Examine the entries below, count the lines holding the string "Responenieds", and respond with the number only.

* begin DATA LISTING *

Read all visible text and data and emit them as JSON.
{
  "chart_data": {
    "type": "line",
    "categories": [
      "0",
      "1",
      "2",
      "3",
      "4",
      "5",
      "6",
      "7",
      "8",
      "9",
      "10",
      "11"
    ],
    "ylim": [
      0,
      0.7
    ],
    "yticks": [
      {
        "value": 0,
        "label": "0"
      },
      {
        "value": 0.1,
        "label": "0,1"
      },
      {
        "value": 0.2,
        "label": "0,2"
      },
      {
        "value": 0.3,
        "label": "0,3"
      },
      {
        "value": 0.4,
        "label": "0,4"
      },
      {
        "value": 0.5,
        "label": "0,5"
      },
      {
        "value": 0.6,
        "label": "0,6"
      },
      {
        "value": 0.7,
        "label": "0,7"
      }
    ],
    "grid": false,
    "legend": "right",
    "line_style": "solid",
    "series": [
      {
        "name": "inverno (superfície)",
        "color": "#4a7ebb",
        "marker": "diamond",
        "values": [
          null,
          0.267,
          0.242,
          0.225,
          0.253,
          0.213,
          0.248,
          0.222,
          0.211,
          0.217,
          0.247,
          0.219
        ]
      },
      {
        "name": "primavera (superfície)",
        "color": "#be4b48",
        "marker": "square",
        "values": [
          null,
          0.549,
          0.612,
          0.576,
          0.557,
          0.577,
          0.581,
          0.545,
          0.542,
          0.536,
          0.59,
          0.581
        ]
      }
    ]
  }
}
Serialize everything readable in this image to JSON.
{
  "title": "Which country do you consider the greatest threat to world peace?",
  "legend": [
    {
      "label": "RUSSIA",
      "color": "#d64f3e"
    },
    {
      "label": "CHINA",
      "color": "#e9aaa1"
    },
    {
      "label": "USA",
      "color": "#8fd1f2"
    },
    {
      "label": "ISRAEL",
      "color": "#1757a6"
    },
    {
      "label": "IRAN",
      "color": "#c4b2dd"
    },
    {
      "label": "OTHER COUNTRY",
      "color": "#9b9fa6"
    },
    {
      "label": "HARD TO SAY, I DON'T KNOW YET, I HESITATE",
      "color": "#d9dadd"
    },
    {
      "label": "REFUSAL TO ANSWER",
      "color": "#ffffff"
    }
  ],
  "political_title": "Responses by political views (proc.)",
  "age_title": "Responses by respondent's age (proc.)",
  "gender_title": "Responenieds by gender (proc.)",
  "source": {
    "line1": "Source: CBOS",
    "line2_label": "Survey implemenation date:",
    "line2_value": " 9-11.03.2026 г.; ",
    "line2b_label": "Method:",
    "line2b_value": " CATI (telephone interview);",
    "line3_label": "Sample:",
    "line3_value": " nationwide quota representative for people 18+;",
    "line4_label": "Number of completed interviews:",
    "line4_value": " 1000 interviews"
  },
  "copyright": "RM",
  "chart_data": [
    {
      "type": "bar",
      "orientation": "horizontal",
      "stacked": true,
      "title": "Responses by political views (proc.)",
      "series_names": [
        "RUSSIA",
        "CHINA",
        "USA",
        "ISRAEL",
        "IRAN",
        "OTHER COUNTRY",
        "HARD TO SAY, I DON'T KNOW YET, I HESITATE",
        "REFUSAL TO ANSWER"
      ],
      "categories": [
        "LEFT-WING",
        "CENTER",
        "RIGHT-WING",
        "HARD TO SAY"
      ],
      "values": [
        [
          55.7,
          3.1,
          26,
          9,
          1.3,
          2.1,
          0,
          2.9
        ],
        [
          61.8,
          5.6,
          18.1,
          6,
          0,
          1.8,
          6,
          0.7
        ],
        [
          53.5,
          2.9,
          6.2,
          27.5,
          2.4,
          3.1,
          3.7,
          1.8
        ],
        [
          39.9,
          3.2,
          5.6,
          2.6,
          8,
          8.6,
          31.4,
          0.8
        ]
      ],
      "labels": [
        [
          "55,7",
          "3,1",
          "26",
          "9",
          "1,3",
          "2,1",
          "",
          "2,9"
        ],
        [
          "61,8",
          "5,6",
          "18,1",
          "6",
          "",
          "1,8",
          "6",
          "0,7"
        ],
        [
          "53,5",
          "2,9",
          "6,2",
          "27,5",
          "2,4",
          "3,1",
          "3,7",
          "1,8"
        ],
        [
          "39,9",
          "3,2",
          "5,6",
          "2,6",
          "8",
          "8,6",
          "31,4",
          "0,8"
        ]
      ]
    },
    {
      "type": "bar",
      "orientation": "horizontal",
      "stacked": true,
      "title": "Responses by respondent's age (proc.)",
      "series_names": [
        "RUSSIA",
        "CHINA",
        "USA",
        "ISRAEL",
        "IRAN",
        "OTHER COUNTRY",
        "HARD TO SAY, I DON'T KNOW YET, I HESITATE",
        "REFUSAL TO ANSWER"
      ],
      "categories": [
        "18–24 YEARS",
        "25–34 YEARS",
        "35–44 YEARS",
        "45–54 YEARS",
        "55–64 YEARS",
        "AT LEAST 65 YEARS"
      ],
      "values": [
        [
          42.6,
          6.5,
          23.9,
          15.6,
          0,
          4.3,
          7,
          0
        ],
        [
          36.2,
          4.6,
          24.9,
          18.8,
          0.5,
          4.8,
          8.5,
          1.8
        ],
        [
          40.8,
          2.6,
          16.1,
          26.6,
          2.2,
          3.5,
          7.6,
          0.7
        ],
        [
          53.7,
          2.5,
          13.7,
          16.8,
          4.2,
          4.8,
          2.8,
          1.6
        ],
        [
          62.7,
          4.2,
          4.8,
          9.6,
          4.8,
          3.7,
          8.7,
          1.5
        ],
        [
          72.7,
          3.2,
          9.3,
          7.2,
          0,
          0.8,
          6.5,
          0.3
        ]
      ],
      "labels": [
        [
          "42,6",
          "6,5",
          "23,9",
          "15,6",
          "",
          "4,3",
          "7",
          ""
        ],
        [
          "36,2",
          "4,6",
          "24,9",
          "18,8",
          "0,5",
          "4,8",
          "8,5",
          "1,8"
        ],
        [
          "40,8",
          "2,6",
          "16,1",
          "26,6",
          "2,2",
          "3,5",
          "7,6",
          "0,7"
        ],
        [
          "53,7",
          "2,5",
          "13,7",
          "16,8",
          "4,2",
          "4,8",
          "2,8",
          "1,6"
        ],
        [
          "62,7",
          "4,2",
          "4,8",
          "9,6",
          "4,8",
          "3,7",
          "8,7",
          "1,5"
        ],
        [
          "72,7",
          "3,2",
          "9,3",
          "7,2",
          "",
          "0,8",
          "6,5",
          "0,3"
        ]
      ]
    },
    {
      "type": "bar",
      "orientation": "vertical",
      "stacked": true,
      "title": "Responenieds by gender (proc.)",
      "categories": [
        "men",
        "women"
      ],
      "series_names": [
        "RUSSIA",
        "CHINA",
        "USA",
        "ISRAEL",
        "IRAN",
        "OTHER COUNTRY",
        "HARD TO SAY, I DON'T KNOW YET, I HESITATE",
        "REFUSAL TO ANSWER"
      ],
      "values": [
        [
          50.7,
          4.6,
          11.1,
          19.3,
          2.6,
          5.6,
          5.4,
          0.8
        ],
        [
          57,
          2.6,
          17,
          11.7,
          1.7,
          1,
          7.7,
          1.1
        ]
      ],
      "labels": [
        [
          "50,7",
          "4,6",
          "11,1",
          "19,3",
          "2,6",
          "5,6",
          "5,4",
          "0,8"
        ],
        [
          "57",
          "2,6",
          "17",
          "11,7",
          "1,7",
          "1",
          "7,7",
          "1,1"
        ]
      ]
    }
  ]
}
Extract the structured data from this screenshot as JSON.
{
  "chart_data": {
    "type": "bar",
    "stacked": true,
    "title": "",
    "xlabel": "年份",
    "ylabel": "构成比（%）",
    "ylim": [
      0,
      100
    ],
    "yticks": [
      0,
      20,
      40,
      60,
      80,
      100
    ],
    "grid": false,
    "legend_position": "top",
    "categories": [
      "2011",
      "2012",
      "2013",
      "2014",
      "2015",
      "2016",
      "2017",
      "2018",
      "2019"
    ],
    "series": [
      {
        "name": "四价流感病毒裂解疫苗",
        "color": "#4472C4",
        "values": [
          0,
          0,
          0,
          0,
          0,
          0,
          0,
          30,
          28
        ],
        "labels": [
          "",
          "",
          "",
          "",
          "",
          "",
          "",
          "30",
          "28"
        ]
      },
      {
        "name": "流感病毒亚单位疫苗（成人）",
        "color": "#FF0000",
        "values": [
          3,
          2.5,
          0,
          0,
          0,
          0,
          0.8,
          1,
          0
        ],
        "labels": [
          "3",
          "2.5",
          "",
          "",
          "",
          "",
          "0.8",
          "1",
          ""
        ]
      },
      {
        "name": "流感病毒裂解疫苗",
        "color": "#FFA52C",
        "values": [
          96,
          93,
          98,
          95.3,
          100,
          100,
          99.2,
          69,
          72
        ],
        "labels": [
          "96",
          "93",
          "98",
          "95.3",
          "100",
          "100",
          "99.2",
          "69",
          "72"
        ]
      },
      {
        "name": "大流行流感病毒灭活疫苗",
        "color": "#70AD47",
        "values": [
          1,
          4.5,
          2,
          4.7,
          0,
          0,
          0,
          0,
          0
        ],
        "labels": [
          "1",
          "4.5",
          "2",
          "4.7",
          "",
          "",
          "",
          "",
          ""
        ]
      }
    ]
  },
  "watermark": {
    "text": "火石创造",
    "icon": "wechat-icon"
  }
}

* end DATA LISTING *

RESULT FOR THIS EXERCISE: 2